## SHORT TASK
State how many lines of the listing below include the word "title". Give only the number.

## DATA
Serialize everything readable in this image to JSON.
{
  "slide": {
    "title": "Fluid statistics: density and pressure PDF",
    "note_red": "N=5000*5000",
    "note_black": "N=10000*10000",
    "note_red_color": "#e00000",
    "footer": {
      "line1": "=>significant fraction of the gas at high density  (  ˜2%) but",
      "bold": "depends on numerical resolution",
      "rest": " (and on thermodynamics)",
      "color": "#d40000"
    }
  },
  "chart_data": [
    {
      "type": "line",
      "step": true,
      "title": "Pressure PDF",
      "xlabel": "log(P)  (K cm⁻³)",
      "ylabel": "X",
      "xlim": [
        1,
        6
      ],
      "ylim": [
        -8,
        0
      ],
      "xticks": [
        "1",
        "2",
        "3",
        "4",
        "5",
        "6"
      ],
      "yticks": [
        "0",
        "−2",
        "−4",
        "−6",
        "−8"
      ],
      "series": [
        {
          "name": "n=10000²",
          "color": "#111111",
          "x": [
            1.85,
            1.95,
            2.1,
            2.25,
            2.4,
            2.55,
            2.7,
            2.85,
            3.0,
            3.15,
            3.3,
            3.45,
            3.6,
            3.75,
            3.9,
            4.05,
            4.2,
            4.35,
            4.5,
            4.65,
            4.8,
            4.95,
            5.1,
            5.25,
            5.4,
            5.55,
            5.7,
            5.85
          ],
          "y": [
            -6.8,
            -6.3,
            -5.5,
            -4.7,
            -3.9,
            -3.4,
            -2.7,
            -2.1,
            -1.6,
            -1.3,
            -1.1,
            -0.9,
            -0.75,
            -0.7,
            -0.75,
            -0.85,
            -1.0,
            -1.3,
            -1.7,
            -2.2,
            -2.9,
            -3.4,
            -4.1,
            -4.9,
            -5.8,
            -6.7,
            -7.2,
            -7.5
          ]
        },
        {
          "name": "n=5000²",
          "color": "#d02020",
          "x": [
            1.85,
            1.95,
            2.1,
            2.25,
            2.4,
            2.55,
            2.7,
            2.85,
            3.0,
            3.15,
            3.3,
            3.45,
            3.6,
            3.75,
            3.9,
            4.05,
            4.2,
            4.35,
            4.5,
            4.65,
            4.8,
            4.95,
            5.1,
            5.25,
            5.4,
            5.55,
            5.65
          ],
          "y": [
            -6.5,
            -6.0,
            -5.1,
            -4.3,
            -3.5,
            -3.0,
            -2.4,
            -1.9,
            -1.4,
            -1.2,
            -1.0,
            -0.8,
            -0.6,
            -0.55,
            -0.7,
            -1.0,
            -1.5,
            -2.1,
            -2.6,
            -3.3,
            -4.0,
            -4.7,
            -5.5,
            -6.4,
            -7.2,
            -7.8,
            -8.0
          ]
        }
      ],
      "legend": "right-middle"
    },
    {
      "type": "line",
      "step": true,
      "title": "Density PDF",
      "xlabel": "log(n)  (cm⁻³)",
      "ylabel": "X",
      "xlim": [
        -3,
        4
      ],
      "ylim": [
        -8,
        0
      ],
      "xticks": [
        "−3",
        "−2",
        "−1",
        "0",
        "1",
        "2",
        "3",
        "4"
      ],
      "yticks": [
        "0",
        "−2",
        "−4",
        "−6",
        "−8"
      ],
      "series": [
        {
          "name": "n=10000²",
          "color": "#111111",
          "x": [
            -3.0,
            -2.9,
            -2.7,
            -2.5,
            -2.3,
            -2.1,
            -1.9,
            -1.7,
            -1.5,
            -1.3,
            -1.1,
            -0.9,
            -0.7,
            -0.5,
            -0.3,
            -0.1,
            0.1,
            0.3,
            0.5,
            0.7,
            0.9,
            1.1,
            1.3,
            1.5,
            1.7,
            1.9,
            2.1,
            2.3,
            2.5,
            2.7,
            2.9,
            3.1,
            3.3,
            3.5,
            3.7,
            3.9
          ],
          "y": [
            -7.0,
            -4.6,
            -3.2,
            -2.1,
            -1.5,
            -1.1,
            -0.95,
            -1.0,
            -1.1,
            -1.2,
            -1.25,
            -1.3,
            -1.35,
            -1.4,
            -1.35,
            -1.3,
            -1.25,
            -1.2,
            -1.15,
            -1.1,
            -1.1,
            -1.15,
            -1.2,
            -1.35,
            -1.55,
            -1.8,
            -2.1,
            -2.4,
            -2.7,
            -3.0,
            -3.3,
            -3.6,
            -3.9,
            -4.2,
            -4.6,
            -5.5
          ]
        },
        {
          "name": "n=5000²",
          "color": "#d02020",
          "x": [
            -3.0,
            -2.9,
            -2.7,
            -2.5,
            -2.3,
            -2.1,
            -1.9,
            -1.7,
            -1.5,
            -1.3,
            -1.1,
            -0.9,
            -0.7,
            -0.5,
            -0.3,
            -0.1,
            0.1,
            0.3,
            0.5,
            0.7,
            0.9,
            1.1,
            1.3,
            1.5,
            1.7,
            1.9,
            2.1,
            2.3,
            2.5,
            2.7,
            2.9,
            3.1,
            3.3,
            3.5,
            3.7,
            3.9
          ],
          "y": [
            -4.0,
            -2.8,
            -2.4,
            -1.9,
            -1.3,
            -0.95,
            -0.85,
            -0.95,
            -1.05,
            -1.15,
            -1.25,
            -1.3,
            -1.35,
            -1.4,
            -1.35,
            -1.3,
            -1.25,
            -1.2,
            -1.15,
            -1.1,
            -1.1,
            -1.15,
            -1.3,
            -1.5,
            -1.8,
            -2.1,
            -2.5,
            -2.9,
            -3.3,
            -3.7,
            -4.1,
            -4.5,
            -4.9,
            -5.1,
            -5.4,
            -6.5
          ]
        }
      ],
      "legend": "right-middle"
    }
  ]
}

## TASK ANSWER
3